# SOURCE TEXT:
OOM when calling model.predict()

Hi everyone,

I’m having an issue with model.predict() causing OOM errors. Strangely, this doesn’t happen while training, only while predicting on the val dataset.

I’m using a TFRecordDataset with batches of size 512

val_dataset = tf.data.TFRecordDataset(filenames=[val_files])
.map(tf_parse, num_parallel_calls=6)
.batch(BATCH_SIZE).prefetch(16)
.repeat(1)

def tf_parse(eg):
example = tf.io.parse_example(eg[tf.newaxis], {“features”: tf.io.FixedLenFeature(shape=(1050,), dtype=tf.float32),
“targets”: tf.io.FixedLenFeature(shape=(6,), dtype=tf.float32)})
return example[“features”][0], (example[“features”][0], example[“targets”][0], example[“targets”][0])

As I stated above, training works fine, but when I try to predict on the entire val_dataset I get an OOM error. Trying smaller bits of the dataset with model.predict(val_dataset.take(50)), for example, works fine, but not with the entire val_dataset. Even specifying batch_size=1 in predict doesn’t help at all.

# WORK INSTRUCTIONS:
A – In the forum post, what batch size does the TFRecordDataset use?
B – Reproduce the forum post word for word from "I’m using a" to "help at all.".

# DATASET CONTENT:
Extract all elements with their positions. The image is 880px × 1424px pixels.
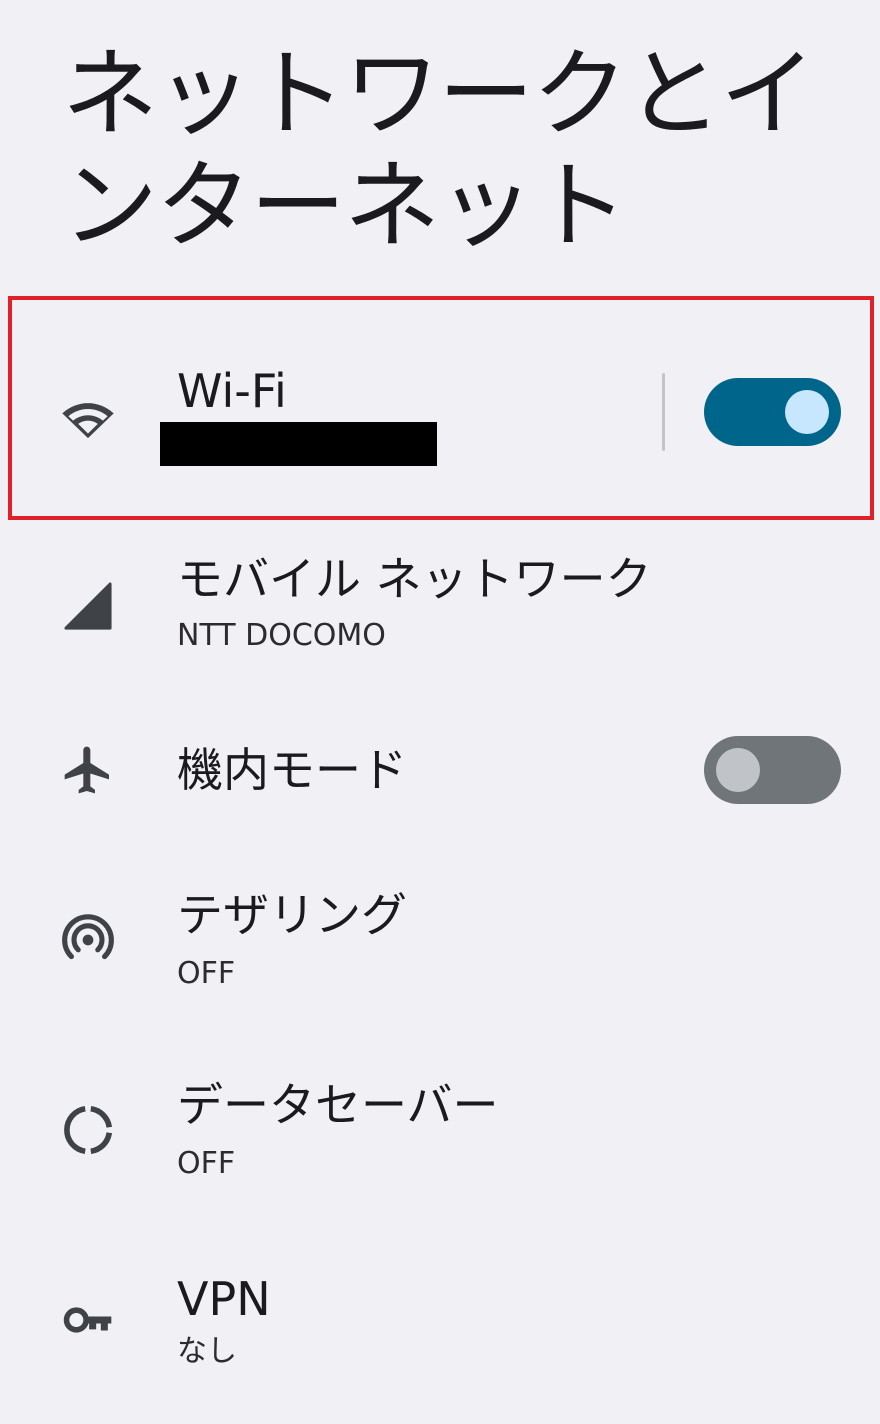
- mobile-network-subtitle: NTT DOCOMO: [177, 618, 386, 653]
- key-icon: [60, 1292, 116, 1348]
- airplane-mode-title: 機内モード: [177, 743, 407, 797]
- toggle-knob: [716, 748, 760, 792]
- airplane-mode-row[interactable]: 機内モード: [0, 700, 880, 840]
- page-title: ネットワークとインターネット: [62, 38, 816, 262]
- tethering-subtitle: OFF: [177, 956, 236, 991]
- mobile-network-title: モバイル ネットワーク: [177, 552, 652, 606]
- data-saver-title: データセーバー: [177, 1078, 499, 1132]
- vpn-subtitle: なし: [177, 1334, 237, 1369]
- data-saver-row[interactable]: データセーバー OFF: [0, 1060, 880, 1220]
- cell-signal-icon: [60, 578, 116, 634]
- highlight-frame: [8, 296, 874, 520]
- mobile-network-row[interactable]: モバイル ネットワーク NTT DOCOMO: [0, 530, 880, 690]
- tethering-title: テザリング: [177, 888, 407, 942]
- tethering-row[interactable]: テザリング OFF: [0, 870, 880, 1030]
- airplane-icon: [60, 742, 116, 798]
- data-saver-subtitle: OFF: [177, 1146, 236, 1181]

# SOLVED TASKS:
A – 512

B –
I’m using a TFRecordDataset with batches of size 512

val_dataset = tf.data.TFRecordDataset(filenames=[val_files])
.map(tf_parse, num_parallel_calls=6)
.batch(BATCH_SIZE).prefetch(16)
.repeat(1)

def tf_parse(eg):
example = tf.io.parse_example(eg[tf.newaxis], {“features”: tf.io.FixedLenFeature(shape=(1050,), dtype=tf.float32),
“targets”: tf.io.FixedLenFeature(shape=(6,), dtype=tf.float32)})
return example[“features”][0], (example[“features”][0], example[“targets”][0], example[“targets”][0])

As I stated above, training works fine, but when I try to predict on the entire val_dataset I get an OOM error. Trying smaller bits of the dataset with model.predict(val_dataset.take(50)), for example, works fine, but not with the entire val_dataset. Even specifying batch_size=1 in predict doesn’t help at all.